[Dataset records on visual material]
[start]
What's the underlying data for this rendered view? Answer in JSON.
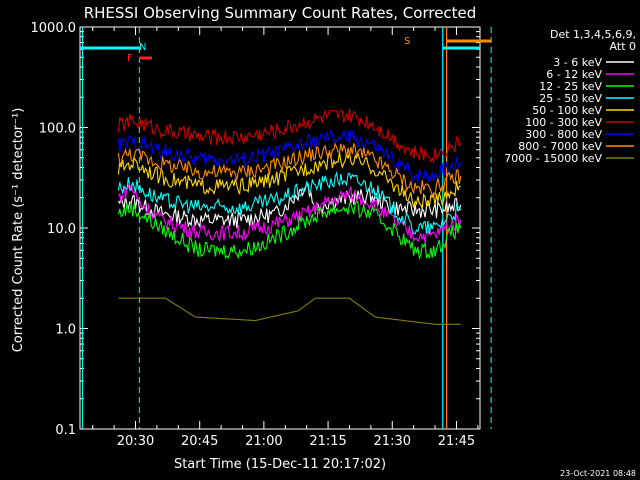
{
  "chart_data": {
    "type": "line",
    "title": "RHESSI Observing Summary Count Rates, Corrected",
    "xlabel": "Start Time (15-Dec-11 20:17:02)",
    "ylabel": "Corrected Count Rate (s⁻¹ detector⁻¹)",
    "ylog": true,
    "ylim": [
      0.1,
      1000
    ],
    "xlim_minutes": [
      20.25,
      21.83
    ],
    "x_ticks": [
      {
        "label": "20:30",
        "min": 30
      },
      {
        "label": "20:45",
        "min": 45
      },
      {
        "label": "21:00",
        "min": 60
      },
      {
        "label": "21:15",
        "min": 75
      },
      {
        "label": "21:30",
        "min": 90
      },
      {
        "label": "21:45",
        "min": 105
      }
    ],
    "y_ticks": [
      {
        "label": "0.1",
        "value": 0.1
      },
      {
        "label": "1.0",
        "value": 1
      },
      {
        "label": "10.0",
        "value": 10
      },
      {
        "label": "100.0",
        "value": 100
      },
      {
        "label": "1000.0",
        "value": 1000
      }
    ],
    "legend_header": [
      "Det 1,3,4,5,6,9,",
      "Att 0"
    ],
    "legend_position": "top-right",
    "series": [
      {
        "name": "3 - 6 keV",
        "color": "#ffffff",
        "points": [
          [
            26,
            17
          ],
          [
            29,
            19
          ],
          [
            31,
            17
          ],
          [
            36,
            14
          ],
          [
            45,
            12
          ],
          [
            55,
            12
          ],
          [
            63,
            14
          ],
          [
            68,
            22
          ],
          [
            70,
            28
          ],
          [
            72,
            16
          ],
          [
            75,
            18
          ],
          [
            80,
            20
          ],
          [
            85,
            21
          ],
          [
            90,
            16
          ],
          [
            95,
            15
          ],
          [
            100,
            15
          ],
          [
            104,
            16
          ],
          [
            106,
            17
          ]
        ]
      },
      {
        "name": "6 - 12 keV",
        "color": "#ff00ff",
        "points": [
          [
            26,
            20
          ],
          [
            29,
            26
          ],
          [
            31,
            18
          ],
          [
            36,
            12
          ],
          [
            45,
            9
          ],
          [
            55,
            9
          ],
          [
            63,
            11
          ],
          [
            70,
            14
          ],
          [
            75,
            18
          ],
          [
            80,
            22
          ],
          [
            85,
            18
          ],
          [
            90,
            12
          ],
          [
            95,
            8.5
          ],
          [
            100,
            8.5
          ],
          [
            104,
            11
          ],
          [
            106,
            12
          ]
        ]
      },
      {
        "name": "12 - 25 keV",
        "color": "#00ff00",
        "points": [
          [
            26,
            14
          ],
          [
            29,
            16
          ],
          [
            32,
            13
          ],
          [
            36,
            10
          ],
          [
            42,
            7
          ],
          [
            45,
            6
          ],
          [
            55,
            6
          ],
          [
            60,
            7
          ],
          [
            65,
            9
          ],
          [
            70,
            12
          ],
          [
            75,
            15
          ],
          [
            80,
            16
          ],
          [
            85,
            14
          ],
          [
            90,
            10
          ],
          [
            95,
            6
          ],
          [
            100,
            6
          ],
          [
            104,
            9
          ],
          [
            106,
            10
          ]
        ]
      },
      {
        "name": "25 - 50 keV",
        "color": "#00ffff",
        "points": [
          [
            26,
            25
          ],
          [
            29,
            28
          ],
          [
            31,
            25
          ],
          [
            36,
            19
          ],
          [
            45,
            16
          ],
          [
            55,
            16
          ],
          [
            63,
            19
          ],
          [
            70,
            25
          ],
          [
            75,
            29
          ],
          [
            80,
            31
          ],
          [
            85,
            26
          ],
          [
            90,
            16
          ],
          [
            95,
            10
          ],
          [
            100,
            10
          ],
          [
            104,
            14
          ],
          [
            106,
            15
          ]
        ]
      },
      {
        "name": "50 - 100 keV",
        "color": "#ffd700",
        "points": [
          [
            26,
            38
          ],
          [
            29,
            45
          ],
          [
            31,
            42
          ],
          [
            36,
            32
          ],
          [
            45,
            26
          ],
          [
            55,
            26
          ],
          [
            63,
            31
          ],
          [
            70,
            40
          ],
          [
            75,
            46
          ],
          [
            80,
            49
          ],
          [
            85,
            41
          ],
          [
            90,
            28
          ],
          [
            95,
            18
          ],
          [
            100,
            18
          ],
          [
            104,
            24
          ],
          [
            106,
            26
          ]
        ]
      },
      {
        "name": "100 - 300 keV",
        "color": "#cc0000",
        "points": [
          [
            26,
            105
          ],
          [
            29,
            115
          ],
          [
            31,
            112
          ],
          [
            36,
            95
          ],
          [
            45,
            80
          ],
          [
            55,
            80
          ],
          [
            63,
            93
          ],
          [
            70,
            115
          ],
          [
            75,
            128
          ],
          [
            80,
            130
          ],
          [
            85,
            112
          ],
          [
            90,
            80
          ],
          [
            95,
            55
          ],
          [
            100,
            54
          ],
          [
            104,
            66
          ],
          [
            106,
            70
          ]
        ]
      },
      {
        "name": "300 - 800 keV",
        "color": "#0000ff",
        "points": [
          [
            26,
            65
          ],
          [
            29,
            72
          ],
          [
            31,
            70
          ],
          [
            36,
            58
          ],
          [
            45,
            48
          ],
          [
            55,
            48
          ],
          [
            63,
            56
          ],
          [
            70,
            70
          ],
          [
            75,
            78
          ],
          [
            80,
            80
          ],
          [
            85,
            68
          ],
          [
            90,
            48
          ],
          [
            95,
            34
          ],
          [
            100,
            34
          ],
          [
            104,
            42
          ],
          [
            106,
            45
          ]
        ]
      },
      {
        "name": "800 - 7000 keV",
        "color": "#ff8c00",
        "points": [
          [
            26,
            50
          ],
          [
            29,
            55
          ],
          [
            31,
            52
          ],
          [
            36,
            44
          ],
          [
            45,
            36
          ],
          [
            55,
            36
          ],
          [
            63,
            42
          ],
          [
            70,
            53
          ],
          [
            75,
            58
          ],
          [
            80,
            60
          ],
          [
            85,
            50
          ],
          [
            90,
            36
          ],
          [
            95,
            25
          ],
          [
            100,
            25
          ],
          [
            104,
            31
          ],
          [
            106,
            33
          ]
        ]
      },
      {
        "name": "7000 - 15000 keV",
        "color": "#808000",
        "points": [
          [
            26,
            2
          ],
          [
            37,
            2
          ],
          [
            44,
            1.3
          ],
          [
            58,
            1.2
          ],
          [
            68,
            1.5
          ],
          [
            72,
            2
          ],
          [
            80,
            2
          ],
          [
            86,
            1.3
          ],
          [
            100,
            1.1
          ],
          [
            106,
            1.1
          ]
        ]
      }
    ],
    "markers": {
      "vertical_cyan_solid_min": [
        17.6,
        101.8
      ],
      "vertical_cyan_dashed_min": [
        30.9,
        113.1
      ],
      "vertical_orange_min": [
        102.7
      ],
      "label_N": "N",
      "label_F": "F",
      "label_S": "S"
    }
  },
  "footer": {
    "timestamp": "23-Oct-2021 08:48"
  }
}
[end]
What is expected
Without the pictures, reproduce every line of the records above exactly.

Full solution
What's the underlying data for this rendered view? Answer in JSON.
{
  "chart_data": {
    "type": "line",
    "title": "RHESSI Observing Summary Count Rates, Corrected",
    "xlabel": "Start Time (15-Dec-11 20:17:02)",
    "ylabel": "Corrected Count Rate (s⁻¹ detector⁻¹)",
    "ylog": true,
    "ylim": [
      0.1,
      1000
    ],
    "xlim_minutes": [
      20.25,
      21.83
    ],
    "x_ticks": [
      {
        "label": "20:30",
        "min": 30
      },
      {
        "label": "20:45",
        "min": 45
      },
      {
        "label": "21:00",
        "min": 60
      },
      {
        "label": "21:15",
        "min": 75
      },
      {
        "label": "21:30",
        "min": 90
      },
      {
        "label": "21:45",
        "min": 105
      }
    ],
    "y_ticks": [
      {
        "label": "0.1",
        "value": 0.1
      },
      {
        "label": "1.0",
        "value": 1
      },
      {
        "label": "10.0",
        "value": 10
      },
      {
        "label": "100.0",
        "value": 100
      },
      {
        "label": "1000.0",
        "value": 1000
      }
    ],
    "legend_header": [
      "Det 1,3,4,5,6,9,",
      "Att 0"
    ],
    "legend_position": "top-right",
    "series": [
      {
        "name": "3 - 6 keV",
        "color": "#ffffff",
        "points": [
          [
            26,
            17
          ],
          [
            29,
            19
          ],
          [
            31,
            17
          ],
          [
            36,
            14
          ],
          [
            45,
            12
          ],
          [
            55,
            12
          ],
          [
            63,
            14
          ],
          [
            68,
            22
          ],
          [
            70,
            28
          ],
          [
            72,
            16
          ],
          [
            75,
            18
          ],
          [
            80,
            20
          ],
          [
            85,
            21
          ],
          [
            90,
            16
          ],
          [
            95,
            15
          ],
          [
            100,
            15
          ],
          [
            104,
            16
          ],
          [
            106,
            17
          ]
        ]
      },
      {
        "name": "6 - 12 keV",
        "color": "#ff00ff",
        "points": [
          [
            26,
            20
          ],
          [
            29,
            26
          ],
          [
            31,
            18
          ],
          [
            36,
            12
          ],
          [
            45,
            9
          ],
          [
            55,
            9
          ],
          [
            63,
            11
          ],
          [
            70,
            14
          ],
          [
            75,
            18
          ],
          [
            80,
            22
          ],
          [
            85,
            18
          ],
          [
            90,
            12
          ],
          [
            95,
            8.5
          ],
          [
            100,
            8.5
          ],
          [
            104,
            11
          ],
          [
            106,
            12
          ]
        ]
      },
      {
        "name": "12 - 25 keV",
        "color": "#00ff00",
        "points": [
          [
            26,
            14
          ],
          [
            29,
            16
          ],
          [
            32,
            13
          ],
          [
            36,
            10
          ],
          [
            42,
            7
          ],
          [
            45,
            6
          ],
          [
            55,
            6
          ],
          [
            60,
            7
          ],
          [
            65,
            9
          ],
          [
            70,
            12
          ],
          [
            75,
            15
          ],
          [
            80,
            16
          ],
          [
            85,
            14
          ],
          [
            90,
            10
          ],
          [
            95,
            6
          ],
          [
            100,
            6
          ],
          [
            104,
            9
          ],
          [
            106,
            10
          ]
        ]
      },
      {
        "name": "25 - 50 keV",
        "color": "#00ffff",
        "points": [
          [
            26,
            25
          ],
          [
            29,
            28
          ],
          [
            31,
            25
          ],
          [
            36,
            19
          ],
          [
            45,
            16
          ],
          [
            55,
            16
          ],
          [
            63,
            19
          ],
          [
            70,
            25
          ],
          [
            75,
            29
          ],
          [
            80,
            31
          ],
          [
            85,
            26
          ],
          [
            90,
            16
          ],
          [
            95,
            10
          ],
          [
            100,
            10
          ],
          [
            104,
            14
          ],
          [
            106,
            15
          ]
        ]
      },
      {
        "name": "50 - 100 keV",
        "color": "#ffd700",
        "points": [
          [
            26,
            38
          ],
          [
            29,
            45
          ],
          [
            31,
            42
          ],
          [
            36,
            32
          ],
          [
            45,
            26
          ],
          [
            55,
            26
          ],
          [
            63,
            31
          ],
          [
            70,
            40
          ],
          [
            75,
            46
          ],
          [
            80,
            49
          ],
          [
            85,
            41
          ],
          [
            90,
            28
          ],
          [
            95,
            18
          ],
          [
            100,
            18
          ],
          [
            104,
            24
          ],
          [
            106,
            26
          ]
        ]
      },
      {
        "name": "100 - 300 keV",
        "color": "#cc0000",
        "points": [
          [
            26,
            105
          ],
          [
            29,
            115
          ],
          [
            31,
            112
          ],
          [
            36,
            95
          ],
          [
            45,
            80
          ],
          [
            55,
            80
          ],
          [
            63,
            93
          ],
          [
            70,
            115
          ],
          [
            75,
            128
          ],
          [
            80,
            130
          ],
          [
            85,
            112
          ],
          [
            90,
            80
          ],
          [
            95,
            55
          ],
          [
            100,
            54
          ],
          [
            104,
            66
          ],
          [
            106,
            70
          ]
        ]
      },
      {
        "name": "300 - 800 keV",
        "color": "#0000ff",
        "points": [
          [
            26,
            65
          ],
          [
            29,
            72
          ],
          [
            31,
            70
          ],
          [
            36,
            58
          ],
          [
            45,
            48
          ],
          [
            55,
            48
          ],
          [
            63,
            56
          ],
          [
            70,
            70
          ],
          [
            75,
            78
          ],
          [
            80,
            80
          ],
          [
            85,
            68
          ],
          [
            90,
            48
          ],
          [
            95,
            34
          ],
          [
            100,
            34
          ],
          [
            104,
            42
          ],
          [
            106,
            45
          ]
        ]
      },
      {
        "name": "800 - 7000 keV",
        "color": "#ff8c00",
        "points": [
          [
            26,
            50
          ],
          [
            29,
            55
          ],
          [
            31,
            52
          ],
          [
            36,
            44
          ],
          [
            45,
            36
          ],
          [
            55,
            36
          ],
          [
            63,
            42
          ],
          [
            70,
            53
          ],
          [
            75,
            58
          ],
          [
            80,
            60
          ],
          [
            85,
            50
          ],
          [
            90,
            36
          ],
          [
            95,
            25
          ],
          [
            100,
            25
          ],
          [
            104,
            31
          ],
          [
            106,
            33
          ]
        ]
      },
      {
        "name": "7000 - 15000 keV",
        "color": "#808000",
        "points": [
          [
            26,
            2
          ],
          [
            37,
            2
          ],
          [
            44,
            1.3
          ],
          [
            58,
            1.2
          ],
          [
            68,
            1.5
          ],
          [
            72,
            2
          ],
          [
            80,
            2
          ],
          [
            86,
            1.3
          ],
          [
            100,
            1.1
          ],
          [
            106,
            1.1
          ]
        ]
      }
    ],
    "markers": {
      "vertical_cyan_solid_min": [
        17.6,
        101.8
      ],
      "vertical_cyan_dashed_min": [
        30.9,
        113.1
      ],
      "vertical_orange_min": [
        102.7
      ],
      "label_N": "N",
      "label_F": "F",
      "label_S": "S"
    }
  },
  "footer": {
    "timestamp": "23-Oct-2021 08:48"
  }
}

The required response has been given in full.